■ Supplied text ■

★ ★ ★ ★

Metric Blocking gate Why
Faithfulness score ≥ 0.85 Below this, context violations leak into answers; tighter gates drown in judge noise
Answer relevancy ≥ 0.80 Relevance judges confuse topicality with correctness; triage misses manually
Context precision ≥ 0.70 Hardest metric to disambiguate; aggressive gates create false alarms
Context recall ≥ 0.75 Ground-truth context is itself noisy
Hallucination ≤ 0.10 Same signal as faithfulness, inverted
Tool-selection accuracy ≥ 0.95 Deterministic check, so a high bar is fair
Outcome correctness ≥ 0.85 The gate that matters most

Three patterns make these gates trustworthy. Run nondeterministic metrics (faithfulness, relevancy, hallucination) three times and average; a single-trial 0.87 is not a signal. Add a warning gate 0.05 above each blocking gate that comments on the PR without blocking it.

And for high-stakes systems, run two judges from different families and fail the build if they disagree by more than 0.10 on any metric. That last pattern is your tripwire for self-preference inflation.

The uncomfortable part: your golden evaluation dataset matters more

Here's the honest caveat to this whole comparison. Every framework above runs a judge over your data, and the judge is only as informative as the golden evaluation dataset it scores. Thirty unrepresentative questions written by one engineer in an afternoon will produce confident-looking numbers about the dataset, not the system.

The practitioner consensus, and we agree with it, is that golden-dataset curation consumes more engineering time than the framework, and switching frameworks is cheap relative to rebuilding a representative test set. There's a sharper version of this position too: a hand-rolled pytest harness with a thin judge wrapper gives small teams most of the value at a fraction of the maintenance cost.

★ ★ ★ ★

Stored data entries
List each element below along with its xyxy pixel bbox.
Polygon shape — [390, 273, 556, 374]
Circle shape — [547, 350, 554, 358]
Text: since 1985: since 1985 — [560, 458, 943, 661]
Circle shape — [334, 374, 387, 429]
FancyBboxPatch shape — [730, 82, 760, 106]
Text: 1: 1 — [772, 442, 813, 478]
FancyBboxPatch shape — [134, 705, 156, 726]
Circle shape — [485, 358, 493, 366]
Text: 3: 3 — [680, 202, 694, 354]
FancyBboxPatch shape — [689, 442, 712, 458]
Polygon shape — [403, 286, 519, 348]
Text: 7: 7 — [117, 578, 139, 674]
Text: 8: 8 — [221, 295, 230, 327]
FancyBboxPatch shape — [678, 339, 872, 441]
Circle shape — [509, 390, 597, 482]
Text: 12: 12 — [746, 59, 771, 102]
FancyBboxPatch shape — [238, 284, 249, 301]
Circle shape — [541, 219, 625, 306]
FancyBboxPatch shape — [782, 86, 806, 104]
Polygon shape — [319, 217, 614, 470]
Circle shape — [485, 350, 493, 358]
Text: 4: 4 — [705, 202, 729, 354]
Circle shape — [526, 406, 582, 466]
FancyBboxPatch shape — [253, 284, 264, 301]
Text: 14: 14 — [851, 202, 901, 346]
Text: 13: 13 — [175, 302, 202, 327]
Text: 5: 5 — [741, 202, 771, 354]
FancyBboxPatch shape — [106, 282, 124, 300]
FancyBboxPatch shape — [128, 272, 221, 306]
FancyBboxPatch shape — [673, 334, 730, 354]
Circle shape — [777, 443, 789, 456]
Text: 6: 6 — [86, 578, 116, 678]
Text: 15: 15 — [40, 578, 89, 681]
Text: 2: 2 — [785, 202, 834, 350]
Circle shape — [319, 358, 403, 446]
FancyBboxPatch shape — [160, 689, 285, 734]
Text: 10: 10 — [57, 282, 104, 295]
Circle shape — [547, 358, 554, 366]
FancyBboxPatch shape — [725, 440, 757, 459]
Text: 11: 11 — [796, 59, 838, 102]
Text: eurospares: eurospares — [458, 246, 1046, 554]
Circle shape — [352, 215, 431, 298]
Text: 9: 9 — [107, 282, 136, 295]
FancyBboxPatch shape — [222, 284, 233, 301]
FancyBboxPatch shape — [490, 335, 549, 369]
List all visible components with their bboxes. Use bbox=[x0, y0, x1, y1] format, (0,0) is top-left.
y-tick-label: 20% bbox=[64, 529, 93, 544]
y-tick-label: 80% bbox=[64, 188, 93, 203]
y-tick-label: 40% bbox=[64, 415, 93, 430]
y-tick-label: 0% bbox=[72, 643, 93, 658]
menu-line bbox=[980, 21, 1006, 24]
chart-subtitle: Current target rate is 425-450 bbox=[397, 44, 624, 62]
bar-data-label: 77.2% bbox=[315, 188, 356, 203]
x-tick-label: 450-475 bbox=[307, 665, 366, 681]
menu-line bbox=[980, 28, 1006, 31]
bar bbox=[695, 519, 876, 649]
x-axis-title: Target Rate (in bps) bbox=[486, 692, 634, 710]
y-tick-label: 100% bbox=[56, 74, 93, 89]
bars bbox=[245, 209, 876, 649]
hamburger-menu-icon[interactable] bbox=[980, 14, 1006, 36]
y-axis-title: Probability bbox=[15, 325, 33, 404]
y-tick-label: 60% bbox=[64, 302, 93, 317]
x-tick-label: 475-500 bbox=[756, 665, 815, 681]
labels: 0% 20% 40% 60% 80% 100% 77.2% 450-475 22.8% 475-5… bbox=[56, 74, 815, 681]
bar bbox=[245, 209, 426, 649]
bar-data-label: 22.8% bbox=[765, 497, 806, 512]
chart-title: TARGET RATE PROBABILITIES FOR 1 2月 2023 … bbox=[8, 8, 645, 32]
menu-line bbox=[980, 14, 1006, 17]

★ ★ ★ ★

■ Task set ■
1. List each metric in the table of the text on evaluation gates, along with its blocking gate.
2. Carry on the text on evaluation gates, picking up after its final sentence.

■ Results by task ■
1.
- Faithfulness score: ≥ 0.85
- Answer relevancy: ≥ 0.80
- Context precision: ≥ 0.70
- Context recall: ≥ 0.75
- Hallucination: ≤ 0.10
- Tool-selection accuracy: ≥ 0.95
- Outcome correctness: ≥ 0.85

2.
That's a community argument from collective experience, not a controlled study. But it should be on the table before you commit.

What this means for you

Start with the decision, not the framework. If you need agent metrics and CI gates working this week, DeepEval is the shortest path: pytest plugin, packagedToolCorrectness, built-in position-swap mitigation. If you live in the RAG-metric vocabulary and want pure open source, RAGAS is the standard. If you need to instrument and score every individual step of a complex agent, TruLens is the right substrate, and you'll write more glue.

Then do the three things that matter more than the choice: build a representative golden dataset with retrieval-only, tool-only, and mixed cases; put a different model family on the judge's bench than the generator's; and set gates at 0.85, not 0.95. Our harness is above.

Swap in your agent, run all three, and trust the comparison only where they agree.

Sources

Frequently asked questions

Which is better for agent evaluation: RAGAS, TruLens, or DeepEval?

DeepEval has the most complete packaged agent metrics (ToolCorrectness, PlanAdherence, PlanQuality) and first-party pytest CI support. RAGAS covers tool calls with ToolCallAccuracy and AgentGoalAccuracy but relies on community CI integrations. TruLens can score anything via per-step Feedback functions, but you assemble trajectory scoring yourself.

Why do RAGAS, TruLens, and DeepEval give different scores on the same trace?

Each framework defines 'correct tool call' differently. DeepEval checks tool name and argument equality, RAGAS matches more permissively on the canonical tool name, and TruLens only scores tools you explicitly wrap in a Feedback. The same multi-tool trace can land at 0.7, 0.8, and 0.9 without any framework being wrong.

What faithfulness score should gate a CI/CD pipeline?

A blocking gate of 0.85 average faithfulness is a sensible default. Judge models can drift around 0.05 between adjacent versions, so a stricter 0.95 gate mostly measures judge noise. Run nondeterministic metrics three times and average, and add a warning gate 0.05 above the blocking gate.

Is LLM-as-a-judge reliable enough for automated evaluation gates?

Yes, with mitigations. Zheng et al. (2023) showed GPT-4-class judges exceed 80% agreement with human preferences but exhibit position, verbosity, and self-preference biases. Position-swap the candidates, use a judge from a different model family than your generator, and average multiple trials before trusting a number.